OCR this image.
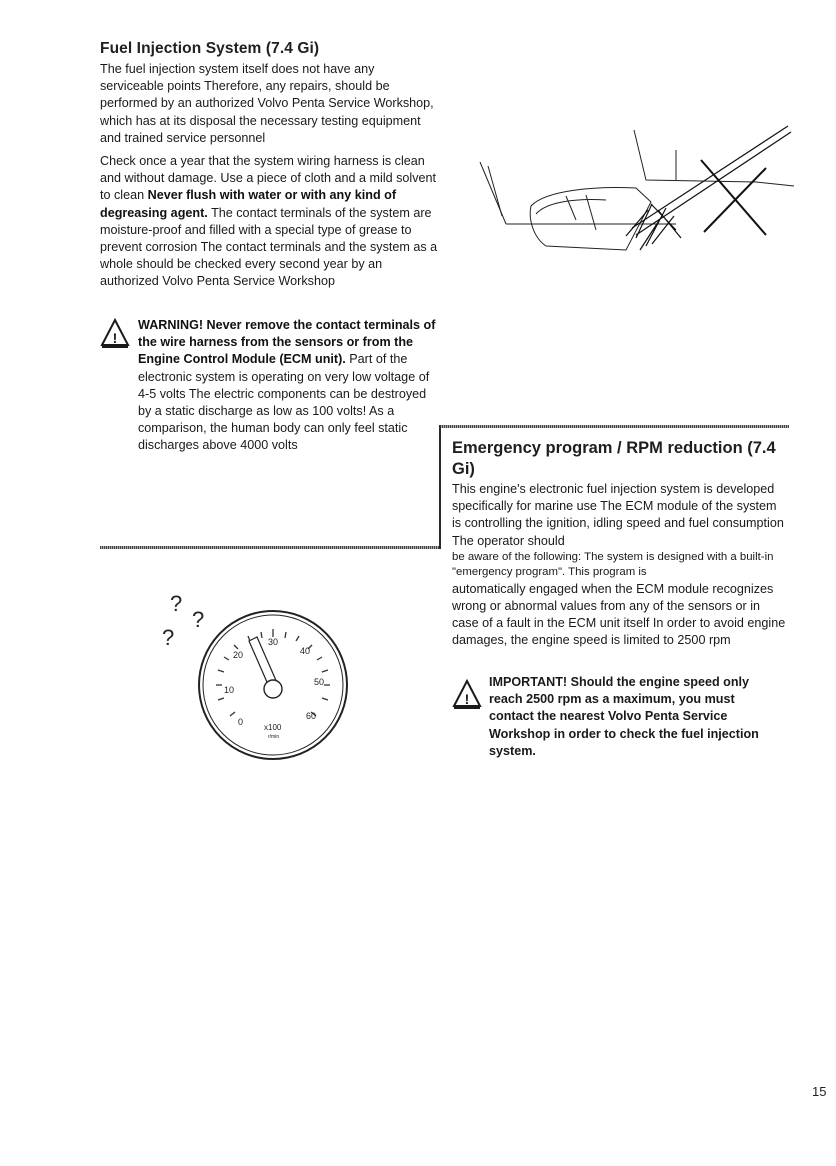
Fuel Injection System (7.4 Gi)

The fuel injection system itself does not have any serviceable points Therefore, any repairs, should be performed by an authorized Volvo Penta Service Workshop, which has at its disposal the necessary testing equipment and trained service personnel

Check once a year that the system wiring harness is clean and without damage. Use a piece of cloth and a mild solvent to clean Never flush with water or with any kind of degreasing agent. The contact terminals of the system are moisture-proof and filled with a special type of grease to prevent corrosion The contact terminals and the system as a whole should be checked every second year by an authorized Volvo Penta Service Workshop

!
WARNING! Never remove the contact terminals of the wire harness from the sensors or from the Engine Control Module (ECM unit). Part of the electronic system is operating on very low voltage of 4-5 volts The electric components can be destroyed by a static discharge as low as 100 volts! As a comparison, the human body can only feel static discharges above 4000 volts	Emergency program / RPM reduction (7.4 Gi)
This engine's electronic fuel injection system is developed specifically for marine use The ECM module of the system is controlling the ignition, idling speed and fuel consumption The operator should
be aware of the following: The system is designed with a built-in "emergency program". This program is
automatically engaged when the ECM module recognizes wrong or abnormal values from any of the sensors or in case of a fault in the ECM unit itself In order to avoid engine damages, the engine speed is limited to 2500 rpm
!
IMPORTANT! Should the engine speed only reach 2500 rpm as a maximum, you must contact the nearest Volvo Penta Service Workshop in order to check the fuel injection system.
?
?
?
0
10
20
30
40
50
60
x100
r/min
15
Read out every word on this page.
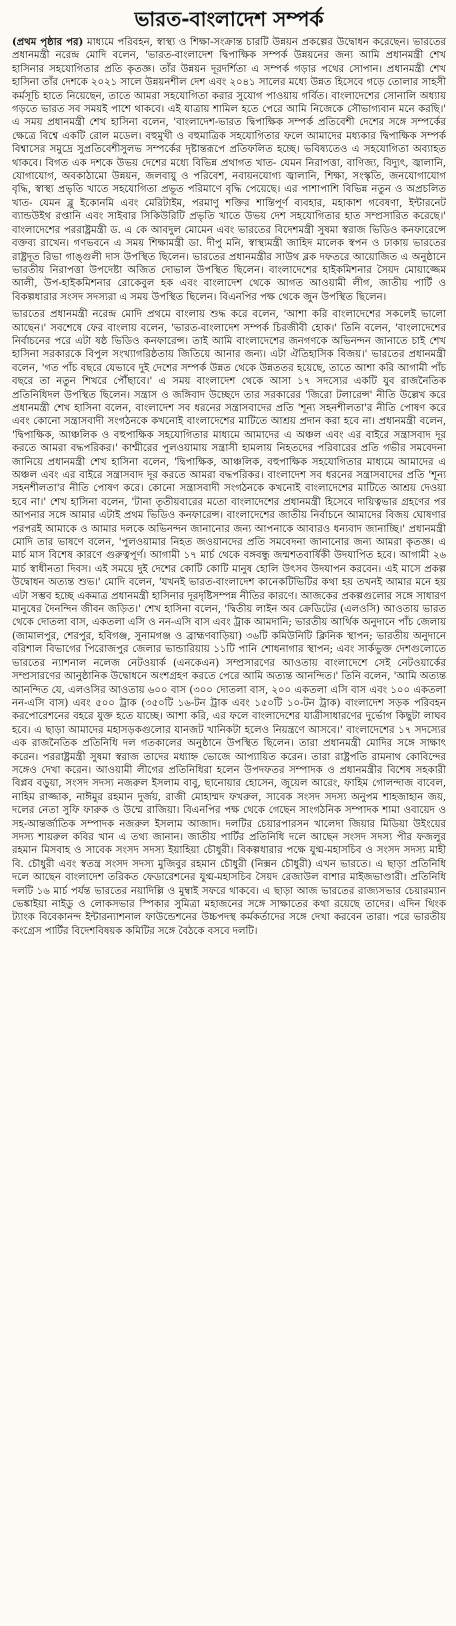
ভারত-বাংলাদেশ সম্পর্ক

(প্রথম পৃষ্ঠার পর) মাধ্যমে পরিবহন, স্বাস্থ্য ও শিক্ষা-সংক্রান্ত চারটি উন্নয়ন প্রকল্পের উদ্বোধন করেছেন। ভারতের প্রধানমন্ত্রী নরেন্দ্র মোদি বলেন, 'ভারত-বাংলাদেশ দ্বিপাক্ষিক সম্পর্ক উন্নয়নের জন্য আমি প্রধানমন্ত্রী শেখ হাসিনার সহযোগিতার প্রতি কৃতজ্ঞ। তাঁর উন্নয়ন দূরদর্শিতা এ সম্পর্ক গড়ার পথের সোপান। প্রধানমন্ত্রী শেখ হাসিনা তাঁর দেশকে ২০২১ সালে উন্নয়নশীল দেশ এবং ২০৪১ সালের মধ্যে উন্নত হিসেবে গড়ে তোলার সাহসী কর্মসূচি হাতে নিয়েছেন, তাতে আমরা সহযোগিতা করার সুযোগ পাওয়ায় গর্বিত। বাংলাদেশের সোনালি অধ্যায় গড়তে ভারত সব সময়ই পাশে থাকবে। এই যাত্রায় শামিল হতে পেরে আমি নিজেকে সৌভাগ্যবান মনে করছি।' এ সময় প্রধানমন্ত্রী শেখ হাসিনা বলেন, 'বাংলাদেশ-ভারত দ্বিপাক্ষিক সম্পর্ক প্রতিবেশী দেশের সঙ্গে সম্পর্কের ক্ষেত্রে বিশ্বে একটি রোল মডেল। বহুমুখী ও বহুমাত্রিক সহযোগিতার ফলে আমাদের মধ্যকার দ্বিপাক্ষিক সম্পর্ক বিশ্বাসের সমুদ্রে সুপ্রতিবেশীসুলভ সম্পর্কের দৃষ্টান্তরূপে প্রতিফলিত হচ্ছে। ভবিষ্যতেও এ সহযোগিতা অব্যাহত থাকবে। বিগত এক দশকে উভয় দেশের মধ্যে বিভিন্ন প্রথাগত খাত- যেমন নিরাপত্তা, বাণিজ্য, বিদ্যুৎ, জ্বালানি, যোগাযোগ, অবকাঠামো উন্নয়ন, জলবায়ু ও পরিবেশ, নবায়নযোগ্য জ্বালানি, শিক্ষা, সংস্কৃতি, জনযোগাযোগ বৃদ্ধি, স্বাস্থ্য প্রভৃতি খাতে সহযোগিতা প্রভূত পরিমাণে বৃদ্ধি পেয়েছে। এর পাশাপাশি বিভিন্ন নতুন ও অপ্রচলিত খাত- যেমন ব্লু ইকোনমি এবং মেরিটাইম, পরমাণু শক্তির শান্তিপূর্ণ ব্যবহার, মহাকাশ গবেষণা, ইন্টারনেট ব্যান্ডউইথ রপ্তানি এবং সাইবার সিকিউরিটি প্রভৃতি খাতে উভয় দেশ সহযোগিতার হাত সম্প্রসারিত করেছে।' বাংলাদেশের পররাষ্ট্রমন্ত্রী ড. এ কে আবদুল মোমেন এবং ভারতের বিদেশমন্ত্রী সুষমা স্বরাজ ভিডিও কনফারেন্সে বক্তব্য রাখেন। গণভবনে এ সময় শিক্ষামন্ত্রী ডা. দীপু মনি, স্বাস্থ্যমন্ত্রী জাহিদ মালেক স্বপন ও ঢাকায় ভারতের রাষ্ট্রদূত রিভা গাঙ্গুলী দাস উপস্থিত ছিলেন। ভারতের প্রধানমন্ত্রীর সাউথ ব্লক দফতরে আয়োজিত এ অনুষ্ঠানে ভারতীয় নিরাপত্তা উপদেষ্টা অজিত দোভাল উপস্থিত ছিলেন। বাংলাদেশের হাইকমিশনার সৈয়দ মোয়াজ্জেম আলী, উপ-হাইকমিশনার রোকেবুল হক এবং বাংলাদেশ থেকে আগত আওয়ামী লীগ, জাতীয় পার্টি ও বিকল্পধারার সংসদ সদস্যরা এ সময় উপস্থিত ছিলেন। বিএনপির পক্ষ থেকে জুন উপস্থিত ছিলেন।

ভারতের প্রধানমন্ত্রী নরেন্দ্র মোদি প্রথমে বাংলায় শুদ্ধ করে বলেন, 'আশা করি বাংলাদেশের সকলেই ভালো আছেন।' সবশেষে ফের বাংলায় বলেন, 'ভারত-বাংলাদেশ সম্পর্ক চিরজীবী হোক।' তিনি বলেন, 'বাংলাদেশের নির্বাচনের পরে এটা ষষ্ঠ ভিডিও কনফারেন্স। তাই আমি বাংলাদেশের জনগণকে অভিনন্দন জানাতে চাই শেখ হাসিনা সরকারকে বিপুল সংখ্যাগরিষ্ঠতায় জিতিয়ে আনার জন্য। এটা ঐতিহাসিক বিজয়।' ভারতের প্রধানমন্ত্রী বলেন, 'গত পাঁচ বছরে যেভাবে দুই দেশের সম্পর্ক উন্নত থেকে উন্নততর হয়েছে, তাতে আশা করি আগামী পাঁচ বছরে তা নতুন শিখরে পৌঁছাবে।' এ সময় বাংলাদেশ থেকে আসা ১৭ সদস্যের একটি যুব রাজনৈতিক প্রতিনিধিদল উপস্থিত ছিলেন। সন্ত্রাস ও জঙ্গিবাদ উচ্ছেদে তার সরকারের 'জিরো টলারেন্স' নীতি উল্লেখ করে প্রধানমন্ত্রী শেখ হাসিনা বলেন, বাংলাদেশ সব ধরনের সন্ত্রাসবাদের প্রতি 'শূন্য সহনশীলতা'র নীতি পোষণ করে এবং কোনো সন্ত্রাসবাদী সংগঠনকে কখনোই বাংলাদেশের মাটিতে আশ্রয় প্রদান করা হবে না। প্রধানমন্ত্রী বলেন, 'দ্বিপাক্ষিক, আঞ্চলিক ও বহুপাক্ষিক সহযোগিতার মাধ্যমে আমাদের এ অঞ্চল এবং এর বাইরে সন্ত্রাসবাদ দূর করতে আমরা বদ্ধপরিকর।' কাশ্মীরের পুলওয়ামায় সন্ত্রাসী হামলায় নিহতদের পরিবারের প্রতি গভীর সমবেদনা জানিয়ে প্রধানমন্ত্রী শেখ হাসিনা বলেন, 'দ্বিপাক্ষিক, আঞ্চলিক, বহুপাক্ষিক সহযোগিতার মাধ্যমে আমাদের এ অঞ্চল এবং এর বাইরে সন্ত্রাসবাদ দূর করতে আমরা বদ্ধপরিকর। বাংলাদেশ সব ধরনের সন্ত্রাসবাদের প্রতি 'শূন্য সহনশীলতা'র নীতি পোষণ করে। কোনো সন্ত্রাসবাদী সংগঠনকে কখনোই বাংলাদেশের মাটিতে আশ্রয় দেওয়া হবে না।' শেখ হাসিনা বলেন, 'টানা তৃতীয়বারের মতো বাংলাদেশের প্রধানমন্ত্রী হিসেবে দায়িত্বভার গ্রহণের পর আপনার সঙ্গে আমার এটাই প্রথম ভিডিও কনফারেন্স। বাংলাদেশের জাতীয় নির্বাচনে আমাদের বিজয় ঘোষণার পরপরই আমাকে ও আমার দলকে অভিনন্দন জানানোর জন্য আপনাকে আবারও ধন্যবাদ জানাচ্ছি।' প্রধানমন্ত্রী মোদি তার ভাষণে বলেন, 'পুলওয়ামার নিহত জওয়ানদের প্রতি সমবেদনা জানানোর জন্য আমরা কৃতজ্ঞ। এ মার্চ মাস বিশেষ কারণে গুরুত্বপূর্ণ। আগামী ১৭ মার্চ থেকে বঙ্গবন্ধু জন্মশতবার্ষিকী উদযাপিত হবে। আগামী ২৬ মার্চ স্বাধীনতা দিবস। এই সময়ে দুই দেশের কোটি কোটি মানুষ হোলি উৎসব উদযাপন করবেন। এই মাসে প্রকল্প উদ্বোধন অত্যন্ত শুভ।' মোদি বলেন, 'যখনই ভারত-বাংলাদেশ কানেকটিভিটির কথা হয় তখনই আমার মনে হয় এটা সম্ভব হচ্ছে একমাত্র প্রধানমন্ত্রী হাসিনার দূরদৃষ্টিসম্পন্ন নীতির কারণে। আজকের প্রকল্পগুলোর সঙ্গে সাধারণ মানুষের দৈনন্দিন জীবন জড়িত।' শেখ হাসিনা বলেন, 'দ্বিতীয় লাইন অব ক্রেডিটের (এলওসি) আওতায় ভারত থেকে দোতলা বাস, একতলা এসি ও নন-এসি বাস এবং ট্রাক আমদানি; ভারতীয় আর্থিক অনুদানে পাঁচ জেলায় (জামালপুর, শেরপুর, হবিগঞ্জ, সুনামগঞ্জ ও ব্রাহ্মণবাড়িয়া) ৩৬টি কমিউনিটি ক্লিনিক স্থাপন; ভারতীয় অনুদানে বরিশাল বিভাগের পিরোজপুর জেলার ভান্ডারিয়ায় ১১টি পানি শোধনাগার স্থাপন; এবং সার্কভুক্ত দেশগুলোতে ভারতের ন্যাশনাল নলেজ নেটওয়ার্ক (এনকেএন) সম্প্রসারণের আওতায় বাংলাদেশে সেই নেটওয়ার্কের সম্প্রসারণের আনুষ্ঠানিক উদ্বোধনে অংশগ্রহণ করতে পেরে আমি অত্যন্ত আনন্দিত।' তিনি বলেন, 'আমি অত্যন্ত আনন্দিত যে, এলওসির আওতায় ৬০০ বাস (৩০০ দোতলা বাস, ২০০ একতলা এসি বাস এবং ১০০ একতলা নন-এসি বাস) এবং ৫০০ ট্রাক (৩৫০টি ১৬-টন ট্রাক এবং ১৫০টি ১০-টন ট্রাক) বাংলাদেশ সড়ক পরিবহন করপোরেশনের বহরে যুক্ত হতে যাচ্ছে। আশা করি, এর ফলে বাংলাদেশের যাত্রীসাধারণের দুর্ভোগ কিছুটা লাঘব হবে। এ ছাড়া আমাদের মহাসড়কগুলোর যানজট খানিকটা হলেও নিয়ন্ত্রণে আসবে।' বাংলাদেশের ১৭ সদস্যের এক রাজনৈতিক প্রতিনিধি দল গতকালের অনুষ্ঠানে উপস্থিত ছিলেন। তারা প্রধানমন্ত্রী মোদির সঙ্গে সাক্ষাৎ করেন। পররাষ্ট্রমন্ত্রী সুষমা স্বরাজ তাদের মধ্যাহ্ন ভোজে আপ্যায়িত করেন। তারা রাষ্ট্রপতি রামনাথ কোবিন্দের সঙ্গেও দেখা করেন। আওয়ামী লীগের প্রতিনিধিরা হলেন উপদফতর সম্পাদক ও প্রধানমন্ত্রীর বিশেষ সহকারী বিপ্লব বড়ুয়া, সংসদ সদস্য নজরুল ইসলাম বাবু, ছানোয়ার হোসেন, জুয়েল আরেং, ফাহিম গোলন্দাজ বাবেল, নাহিম রাজ্জাক, নাঈমুর রহমান দুর্জয়, রাজী মোহাম্মদ ফখরুল, সাবেক সংসদ সদস্য অনুপম শাহজাহান জয়, দলের নেতা সুফি ফারুক ও উম্মে রাজিয়া। বিএনপির পক্ষ থেকে গেছেন সাংগঠনিক সম্পাদক শামা ওবায়েদ ও সহ-আন্তর্জাতিক সম্পাদক নজরুল ইসলাম আজাদ। দলটির চেয়ারপারসন খালেদা জিয়ার মিডিয়া উইংয়ের সদস্য শায়রুল কবির খান এ তথ্য জানান। জাতীয় পার্টির প্রতিনিধি দলে আছেন সংসদ সদস্য পীর ফজলুর রহমান মিসবাহ ও সাবেক সংসদ সদস্য ইয়াহিয়া চৌধুরী। বিকল্পধারার পক্ষে যুগ্ম-মহাসচিব ও সংসদ সদস্য মাহী বি. চৌধুরী এবং স্বতন্ত্র সংসদ সদস্য মুজিবুর রহমান চৌধুরী (নিক্সন চৌধুরী) এখন ভারতে। এ ছাড়া প্রতিনিধি দলে আছেন বাংলাদেশ তরিকত ফেডারেশনের যুগ্ম-মহাসচিব সৈয়দ রেজাউল বাশার মাইজভাণ্ডারী। প্রতিনিধি দলটি ১৬ মার্চ পর্যন্ত ভারতের নয়াদিল্লি ও মুম্বাই সফরে থাকবে। এ ছাড়া আজ ভারতের রাজ্যসভার চেয়ারম্যান ভেঙ্কাইয়া নাইডু ও লোকসভার স্পিকার সুমিত্রা মহাজনের সঙ্গে সাক্ষাতের কথা রয়েছে তাদের। এদিন থিংক ট্যাংক বিবেকানন্দ ইন্টারন্যাশনাল ফাউন্ডেশনের উচ্চপদস্থ কর্মকর্তাদের সঙ্গে দেখা করবেন তারা। পরে ভারতীয় কংগ্রেস পার্টির বিদেশবিষয়ক কমিটির সঙ্গে বৈঠকে বসবে দলটি।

• • • • •

◆ Exercise directions ◆
Find every line in the records above that holds the word "only", and copy each one.

◆ Full response ◆
WARNING! Never remove the contact terminals of the wire harness from the sensors or from the Engine Control Module (ECM unit). Part of the electronic system is operating on very low voltage of 4-5 volts The electric components can be destroyed by a static discharge as low as 100 volts! As a comparison, the human body can only feel static discharges above 4000 volts	Emergency program / RPM reduction (7.4 Gi)
IMPORTANT! Should the engine speed only reach 2500 rpm as a maximum, you must contact the nearest Volvo Penta Service Workshop in order to check the fuel injection system.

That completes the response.